#### [WRITTEN PROBLEM]
Write the data out again exactly, with no pictures.

#### [DATASET RECORDS]

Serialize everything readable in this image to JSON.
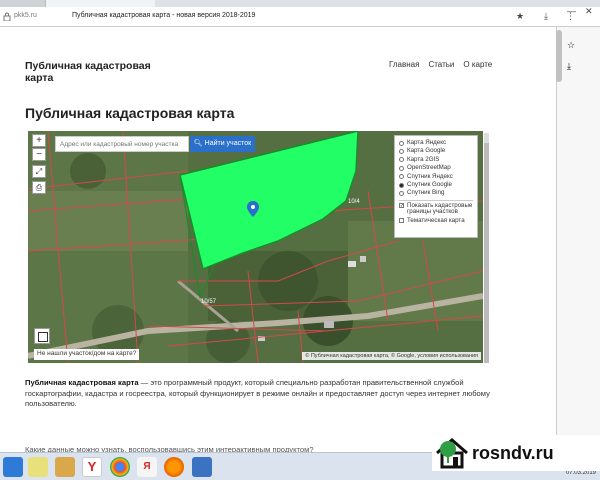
{
  "browser": {
    "domain": "pkk5.ru",
    "page_title": "Публичная кадастровая карта - новая версия 2018-2019"
  },
  "site": {
    "title": "Публичная кадастровая карта",
    "nav": [
      "Главная",
      "Статьи",
      "О карте"
    ]
  },
  "main": {
    "heading": "Публичная кадастровая карта"
  },
  "map": {
    "search_placeholder": "Адрес или кадастровый номер участка",
    "search_button": "Найти участок",
    "zoom_in": "+",
    "zoom_out": "−",
    "parcel_label": "10/57",
    "parcel_label2": "10/4",
    "layers": [
      {
        "label": "Карта Яндекс",
        "selected": false
      },
      {
        "label": "Карта Google",
        "selected": false
      },
      {
        "label": "Карта 2GIS",
        "selected": false
      },
      {
        "label": "OpenStreetMap",
        "selected": false
      },
      {
        "label": "Спутник Яндекс",
        "selected": false
      },
      {
        "label": "Спутник Google",
        "selected": true
      },
      {
        "label": "Спутник Bing",
        "selected": false
      }
    ],
    "overlays": [
      {
        "label": "Показать кадастровые границы участков",
        "checked": true
      },
      {
        "label": "Тематическая карта",
        "checked": false
      }
    ],
    "help_link": "Не нашли участок/дом на карте?",
    "attribution": "© Публичная кадастровая карта, © Google, условия использования"
  },
  "article": {
    "bold_lead": "Публичная кадастровая карта",
    "text": " — это программный продукт, который специально разработан правительственной службой госкартографии, кадастра и госреестра, который функционирует в режиме онлайн и предоставляет доступ через интернет любому пользователю.",
    "next_question": "Какие данные можно узнать, воспользовавшись этим интерактивным продуктом?"
  },
  "taskbar": {
    "date": "07.03.2019"
  },
  "watermark": {
    "text": "rosndv.ru"
  },
  "colors": {
    "parcel_fill": "#22ff66",
    "button_blue": "#2a6fc9",
    "boundary": "#d24a4a"
  }
}
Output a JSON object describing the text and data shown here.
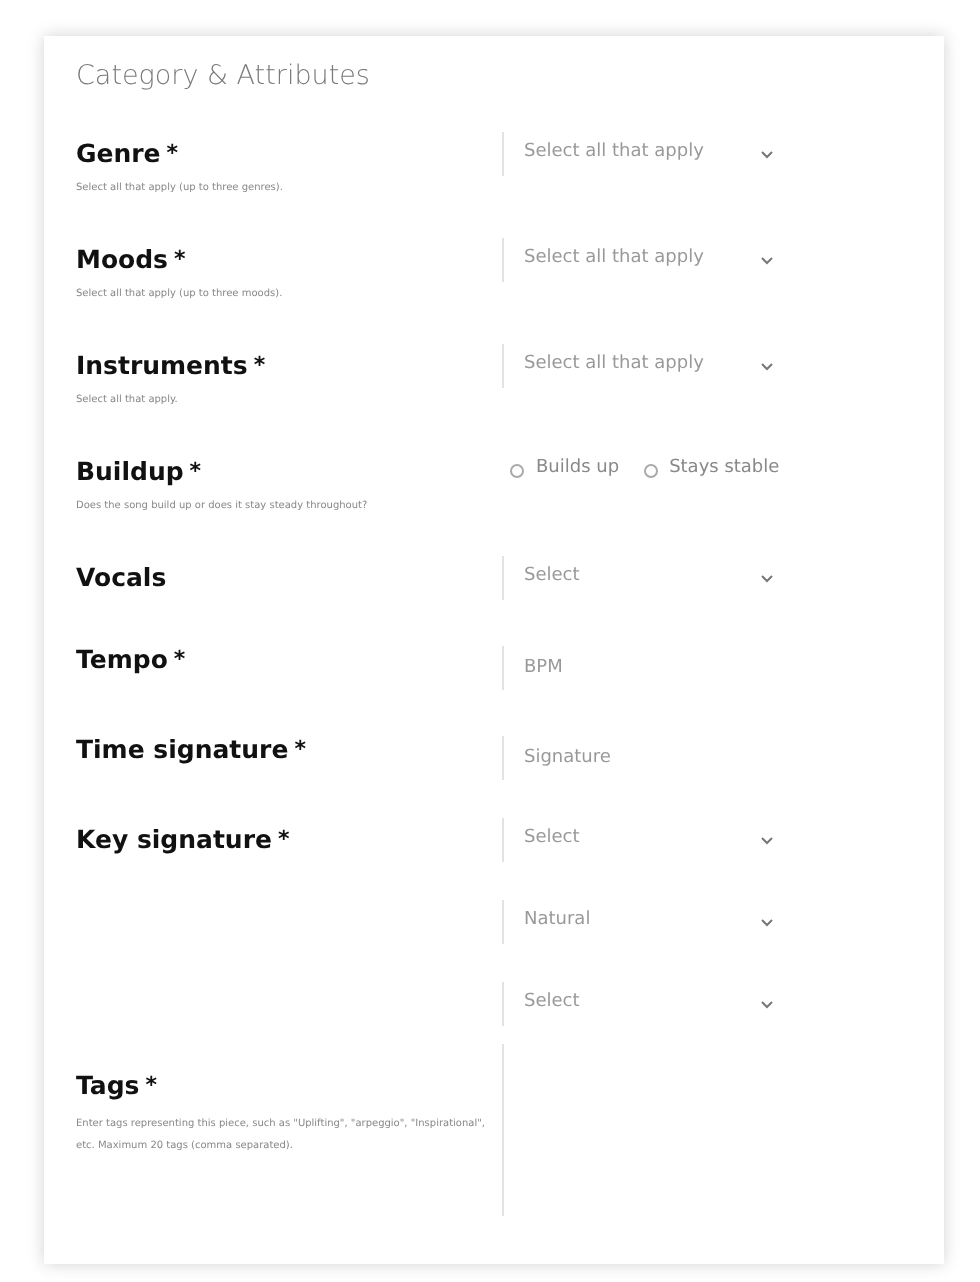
{
  "section_title": "Category & Attributes",
  "fields": [
    {
      "label": "Genre",
      "mark": "*",
      "hint": "Select all that apply (up to three genres).",
      "controls": [
        {
          "kind": "select",
          "placeholder": "Select all that apply"
        }
      ]
    },
    {
      "label": "Moods",
      "mark": "*",
      "hint": "Select all that apply (up to three moods).",
      "controls": [
        {
          "kind": "select",
          "placeholder": "Select all that apply"
        }
      ]
    },
    {
      "label": "Instruments",
      "mark": "*",
      "hint": "Select all that apply.",
      "controls": [
        {
          "kind": "select",
          "placeholder": "Select all that apply"
        }
      ]
    },
    {
      "label": "Buildup",
      "mark": "*",
      "hint": "Does the song build up or does it stay steady throughout?",
      "controls": [
        {
          "kind": "radio",
          "options": [
            {
              "label": "Builds up",
              "selected": false
            },
            {
              "label": "Stays stable",
              "selected": false
            }
          ]
        }
      ]
    },
    {
      "label": "Vocals",
      "controls": [
        {
          "kind": "select",
          "placeholder": "Select"
        }
      ]
    },
    {
      "label": "Tempo",
      "mark": "*",
      "controls": [
        {
          "kind": "text",
          "placeholder": "BPM"
        }
      ]
    },
    {
      "label": "Time signature",
      "mark": "*",
      "controls": [
        {
          "kind": "text",
          "placeholder": "Signature"
        }
      ]
    },
    {
      "label": "Key signature",
      "mark": "*",
      "controls": [
        {
          "kind": "select",
          "placeholder": "Select"
        },
        {
          "kind": "select",
          "placeholder": "Natural"
        },
        {
          "kind": "select",
          "placeholder": "Select"
        }
      ]
    },
    {
      "label": "Tags",
      "mark": "*",
      "hint": "Enter tags representing this piece, such as \"Uplifting\", \"arpeggio\", \"Inspirational\", etc. Maximum 20 tags (comma separated).",
      "controls": [
        {
          "kind": "textarea"
        }
      ]
    }
  ]
}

#### [THE ANSWER]
Serialize everything readable in this image to JSON.
{
  "browser": {
    "domain": "pkk5.ru",
    "page_title": "Публичная кадастровая карта - новая версия 2018-2019"
  },
  "site": {
    "title": "Публичная кадастровая карта",
    "nav": [
      "Главная",
      "Статьи",
      "О карте"
    ]
  },
  "main": {
    "heading": "Публичная кадастровая карта"
  },
  "map": {
    "search_placeholder": "Адрес или кадастровый номер участка",
    "search_button": "Найти участок",
    "zoom_in": "+",
    "zoom_out": "−",
    "parcel_label": "10/57",
    "parcel_label2": "10/4",
    "layers": [
      {
        "label": "Карта Яндекс",
        "selected": false
      },
      {
        "label": "Карта Google",
        "selected": false
      },
      {
        "label": "Карта 2GIS",
        "selected": false
      },
      {
        "label": "OpenStreetMap",
        "selected": false
      },
      {
        "label": "Спутник Яндекс",
        "selected": false
      },
      {
        "label": "Спутник Google",
        "selected": true
      },
      {
        "label": "Спутник Bing",
        "selected": false
      }
    ],
    "overlays": [
      {
        "label": "Показать кадастровые границы участков",
        "checked": true
      },
      {
        "label": "Тематическая карта",
        "checked": false
      }
    ],
    "help_link": "Не нашли участок/дом на карте?",
    "attribution": "© Публичная кадастровая карта, © Google, условия использования"
  },
  "article": {
    "bold_lead": "Публичная кадастровая карта",
    "text": " — это программный продукт, который специально разработан правительственной службой госкартографии, кадастра и госреестра, который функционирует в режиме онлайн и предоставляет доступ через интернет любому пользователю.",
    "next_question": "Какие данные можно узнать, воспользовавшись этим интерактивным продуктом?"
  },
  "taskbar": {
    "date": "07.03.2019"
  },
  "watermark": {
    "text": "rosndv.ru"
  },
  "colors": {
    "parcel_fill": "#22ff66",
    "button_blue": "#2a6fc9",
    "boundary": "#d24a4a"
  }
}
Output a JSON object describing the text and data shown here.
{
  "section_title": "Category & Attributes",
  "fields": [
    {
      "label": "Genre",
      "mark": "*",
      "hint": "Select all that apply (up to three genres).",
      "controls": [
        {
          "kind": "select",
          "placeholder": "Select all that apply"
        }
      ]
    },
    {
      "label": "Moods",
      "mark": "*",
      "hint": "Select all that apply (up to three moods).",
      "controls": [
        {
          "kind": "select",
          "placeholder": "Select all that apply"
        }
      ]
    },
    {
      "label": "Instruments",
      "mark": "*",
      "hint": "Select all that apply.",
      "controls": [
        {
          "kind": "select",
          "placeholder": "Select all that apply"
        }
      ]
    },
    {
      "label": "Buildup",
      "mark": "*",
      "hint": "Does the song build up or does it stay steady throughout?",
      "controls": [
        {
          "kind": "radio",
          "options": [
            {
              "label": "Builds up",
              "selected": false
            },
            {
              "label": "Stays stable",
              "selected": false
            }
          ]
        }
      ]
    },
    {
      "label": "Vocals",
      "controls": [
        {
          "kind": "select",
          "placeholder": "Select"
        }
      ]
    },
    {
      "label": "Tempo",
      "mark": "*",
      "controls": [
        {
          "kind": "text",
          "placeholder": "BPM"
        }
      ]
    },
    {
      "label": "Time signature",
      "mark": "*",
      "controls": [
        {
          "kind": "text",
          "placeholder": "Signature"
        }
      ]
    },
    {
      "label": "Key signature",
      "mark": "*",
      "controls": [
        {
          "kind": "select",
          "placeholder": "Select"
        },
        {
          "kind": "select",
          "placeholder": "Natural"
        },
        {
          "kind": "select",
          "placeholder": "Select"
        }
      ]
    },
    {
      "label": "Tags",
      "mark": "*",
      "hint": "Enter tags representing this piece, such as \"Uplifting\", \"arpeggio\", \"Inspirational\", etc. Maximum 20 tags (comma separated).",
      "controls": [
        {
          "kind": "textarea"
        }
      ]
    }
  ]
}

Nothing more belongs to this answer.